[GIVEN PASSAGE]
<<<<
You can find more information on our Frequently Asked Questions page:
What is a Considerate Performance?
You can find out more about how a Considerate Performance differs from a Relaxed Performance, and why our autistic writer Rhi Lloyd-Williams wanted to differentiate between the two, on our blog post about Considerate Performances
For further information about what happens in the show and what might be problematic for you, please read the Accessibility Information section below.
Considerate Performance Rules
- Dress code is as formal or informal as you like. Wear what you feel comfortable in – that can be shorts and sandals or formal-wear. I will love seeing people dressed up as much as I love seeing people in comfort. There are no pretensions here
- Try to be as considerate of other people’s different sensory needs as you would like them to be of yours
- Bring quiet fidget gadgets if they help and feel safe to use them freely. We don’t expect anyone to sit still, but we do ask for consideration for the people around you
- If you like chatting to strangers, but they don’t respond, then be kind – it’s not personal. Some people would prefer not to chat and expressing that through social niceties can be hard when you’re outside your comfort zone
- If you have any questions then please ask either the staff or one of Autact Theatre’s members. There are no stupid questions. You can also email firstname.lastname@example.org or tweet @autacttheatre and we will get back to you ASAP
- If you need to leave during the performance then you are free to do so. It’s fine to come back again too. You are not trapped in here, and you are not getting in the way of the performance if you need some space
- Rhi – our writer – is autistic, and it is possible that she may get overwhelmed during the Q&A, so we make sure that she knows that the rule that anyone can leave at any time applies to her too! If she does need to finish early it won’t be a sign that things are wrong, it will be a sign that she is looking after her own needs just as she hopes that you will look after yours
- Above all be considerate and kind
What kind of space will you find at The Duck?
>>>>
[Element boundary records]
<<<<
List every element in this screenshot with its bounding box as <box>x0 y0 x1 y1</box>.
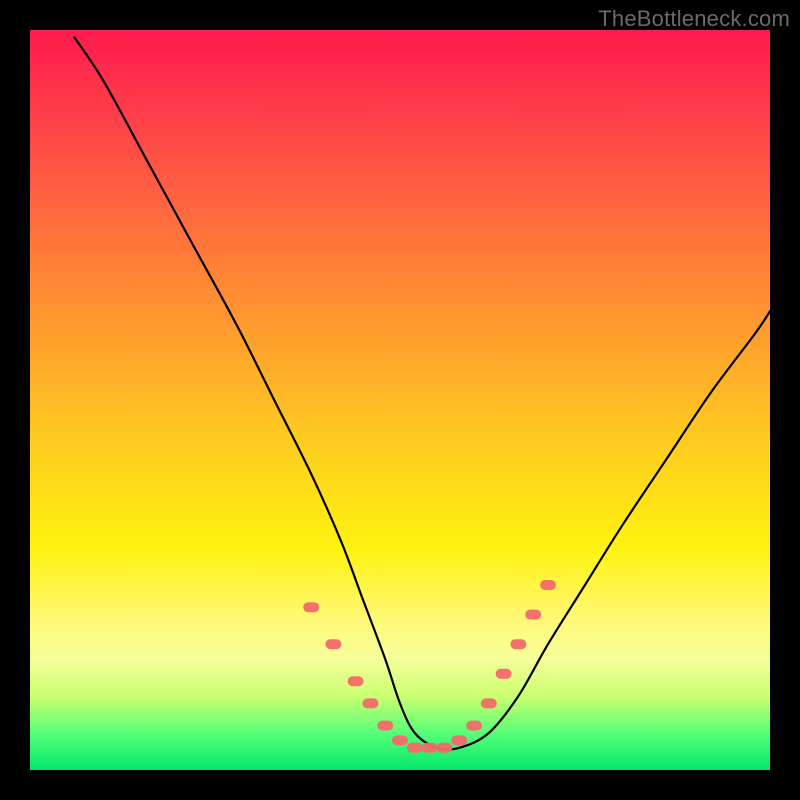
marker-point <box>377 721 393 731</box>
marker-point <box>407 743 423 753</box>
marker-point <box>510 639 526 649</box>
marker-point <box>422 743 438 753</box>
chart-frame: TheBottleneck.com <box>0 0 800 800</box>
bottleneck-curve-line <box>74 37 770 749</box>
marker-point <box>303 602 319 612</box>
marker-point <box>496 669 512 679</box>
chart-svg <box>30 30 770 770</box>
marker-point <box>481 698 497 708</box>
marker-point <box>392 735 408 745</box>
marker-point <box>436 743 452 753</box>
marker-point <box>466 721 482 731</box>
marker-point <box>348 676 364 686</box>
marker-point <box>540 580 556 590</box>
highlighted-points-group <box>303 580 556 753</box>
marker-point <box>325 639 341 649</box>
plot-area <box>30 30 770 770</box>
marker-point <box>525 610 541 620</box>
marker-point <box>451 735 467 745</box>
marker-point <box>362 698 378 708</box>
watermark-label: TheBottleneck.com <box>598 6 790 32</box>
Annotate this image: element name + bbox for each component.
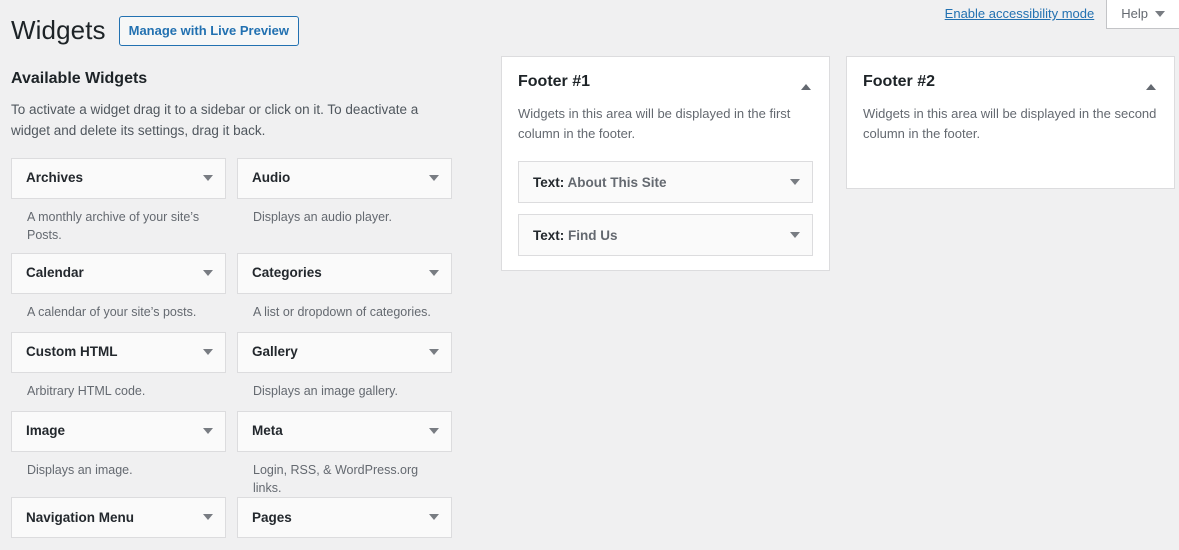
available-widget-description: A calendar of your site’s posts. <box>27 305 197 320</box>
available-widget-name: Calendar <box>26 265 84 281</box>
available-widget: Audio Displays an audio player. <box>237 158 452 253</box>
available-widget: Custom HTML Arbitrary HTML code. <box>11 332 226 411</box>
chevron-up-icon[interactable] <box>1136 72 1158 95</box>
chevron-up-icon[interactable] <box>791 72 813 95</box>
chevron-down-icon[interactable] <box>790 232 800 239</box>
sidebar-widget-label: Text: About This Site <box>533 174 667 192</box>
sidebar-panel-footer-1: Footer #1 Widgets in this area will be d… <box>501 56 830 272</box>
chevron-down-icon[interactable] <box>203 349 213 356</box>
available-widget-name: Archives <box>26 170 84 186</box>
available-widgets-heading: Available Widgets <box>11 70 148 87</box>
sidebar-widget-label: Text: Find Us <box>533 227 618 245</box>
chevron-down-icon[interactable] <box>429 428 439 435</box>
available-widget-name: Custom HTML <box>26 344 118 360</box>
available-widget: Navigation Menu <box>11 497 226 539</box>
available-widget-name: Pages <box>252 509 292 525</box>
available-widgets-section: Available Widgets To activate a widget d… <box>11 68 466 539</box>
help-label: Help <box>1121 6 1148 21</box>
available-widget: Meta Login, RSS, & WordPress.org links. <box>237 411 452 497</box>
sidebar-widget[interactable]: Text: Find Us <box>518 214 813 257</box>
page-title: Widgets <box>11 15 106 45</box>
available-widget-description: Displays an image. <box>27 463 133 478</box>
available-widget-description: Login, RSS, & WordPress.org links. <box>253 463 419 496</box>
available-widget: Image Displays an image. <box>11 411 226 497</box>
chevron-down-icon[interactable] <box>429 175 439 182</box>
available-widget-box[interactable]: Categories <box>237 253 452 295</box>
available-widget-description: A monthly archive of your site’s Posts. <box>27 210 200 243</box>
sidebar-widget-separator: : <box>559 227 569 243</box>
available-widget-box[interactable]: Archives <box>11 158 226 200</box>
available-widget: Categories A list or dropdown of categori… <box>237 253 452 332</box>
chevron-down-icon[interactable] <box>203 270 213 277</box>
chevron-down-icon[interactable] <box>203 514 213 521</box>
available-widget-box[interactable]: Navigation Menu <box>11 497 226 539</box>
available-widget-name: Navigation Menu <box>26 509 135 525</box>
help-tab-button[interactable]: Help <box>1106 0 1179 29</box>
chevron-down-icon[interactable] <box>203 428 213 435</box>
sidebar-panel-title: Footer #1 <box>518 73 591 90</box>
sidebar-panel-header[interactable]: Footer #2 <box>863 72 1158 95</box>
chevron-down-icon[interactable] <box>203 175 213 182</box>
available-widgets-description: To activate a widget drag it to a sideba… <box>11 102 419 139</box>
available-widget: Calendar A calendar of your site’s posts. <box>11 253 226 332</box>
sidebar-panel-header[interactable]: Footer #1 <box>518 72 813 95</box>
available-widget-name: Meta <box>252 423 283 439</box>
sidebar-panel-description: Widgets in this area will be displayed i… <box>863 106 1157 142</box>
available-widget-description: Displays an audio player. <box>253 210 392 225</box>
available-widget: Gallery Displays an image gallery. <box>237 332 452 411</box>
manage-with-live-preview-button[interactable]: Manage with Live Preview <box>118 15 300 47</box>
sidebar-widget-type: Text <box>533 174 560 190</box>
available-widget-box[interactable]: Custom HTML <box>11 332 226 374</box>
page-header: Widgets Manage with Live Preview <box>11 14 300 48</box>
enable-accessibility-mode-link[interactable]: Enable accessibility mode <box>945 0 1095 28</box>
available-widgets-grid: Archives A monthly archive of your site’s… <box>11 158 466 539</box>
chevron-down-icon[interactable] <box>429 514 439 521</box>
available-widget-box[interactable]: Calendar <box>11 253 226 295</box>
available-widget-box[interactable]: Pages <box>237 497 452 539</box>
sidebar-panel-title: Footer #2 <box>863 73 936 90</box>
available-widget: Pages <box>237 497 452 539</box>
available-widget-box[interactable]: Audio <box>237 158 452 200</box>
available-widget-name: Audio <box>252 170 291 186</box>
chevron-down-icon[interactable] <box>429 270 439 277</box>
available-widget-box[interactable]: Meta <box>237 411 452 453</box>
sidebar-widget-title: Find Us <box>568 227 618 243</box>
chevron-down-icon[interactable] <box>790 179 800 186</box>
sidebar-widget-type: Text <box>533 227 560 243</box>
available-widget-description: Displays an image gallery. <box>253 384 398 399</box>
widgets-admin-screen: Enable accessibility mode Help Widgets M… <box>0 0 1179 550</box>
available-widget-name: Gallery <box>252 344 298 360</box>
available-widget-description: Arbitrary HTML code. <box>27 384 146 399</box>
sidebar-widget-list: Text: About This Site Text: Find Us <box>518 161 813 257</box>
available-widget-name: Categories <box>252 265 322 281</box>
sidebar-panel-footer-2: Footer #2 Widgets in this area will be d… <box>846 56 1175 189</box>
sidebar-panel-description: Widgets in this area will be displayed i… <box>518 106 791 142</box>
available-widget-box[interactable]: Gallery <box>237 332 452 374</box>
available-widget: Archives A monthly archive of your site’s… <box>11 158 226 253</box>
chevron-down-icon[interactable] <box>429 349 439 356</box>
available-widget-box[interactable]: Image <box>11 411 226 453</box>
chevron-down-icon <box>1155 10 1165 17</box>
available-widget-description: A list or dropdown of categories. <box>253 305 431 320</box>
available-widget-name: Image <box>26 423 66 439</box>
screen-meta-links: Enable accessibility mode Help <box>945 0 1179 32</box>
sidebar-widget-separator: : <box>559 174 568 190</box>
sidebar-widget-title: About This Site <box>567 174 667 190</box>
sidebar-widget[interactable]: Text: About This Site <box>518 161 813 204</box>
>>>>
[REQUIRED TASKS]
**A)** Answer these questions from the Considerate Performance page:
(i) What is the name of the autistic writer mentioned?
(ii) What kind of gadgets are audience members invited to bring?
(iii) Which Twitter handle is given for questions?
**B)** Lay out as a JSON list of strings, one per line, everything in the records from the line containing "marker-point <box>377 721 393 731</box>" down to the line containing "marker-point <box>303 602 319 612</box>".

[ANSWERS TO THE EXERCISES]
**A)**
(i) Rhi Lloyd-Williams
(ii) Quiet fidget gadgets
(iii) @autacttheatre

**B)**
[
  "marker-point <box>377 721 393 731</box>",
  "marker-point <box>407 743 423 753</box>",
  "marker-point <box>510 639 526 649</box>",
  "marker-point <box>422 743 438 753</box>",
  "chart-frame: TheBottleneck.com <box>0 0 800 800</box>",
  "bottleneck-curve-line <box>74 37 770 749</box>",
  "marker-point <box>303 602 319 612</box>"
]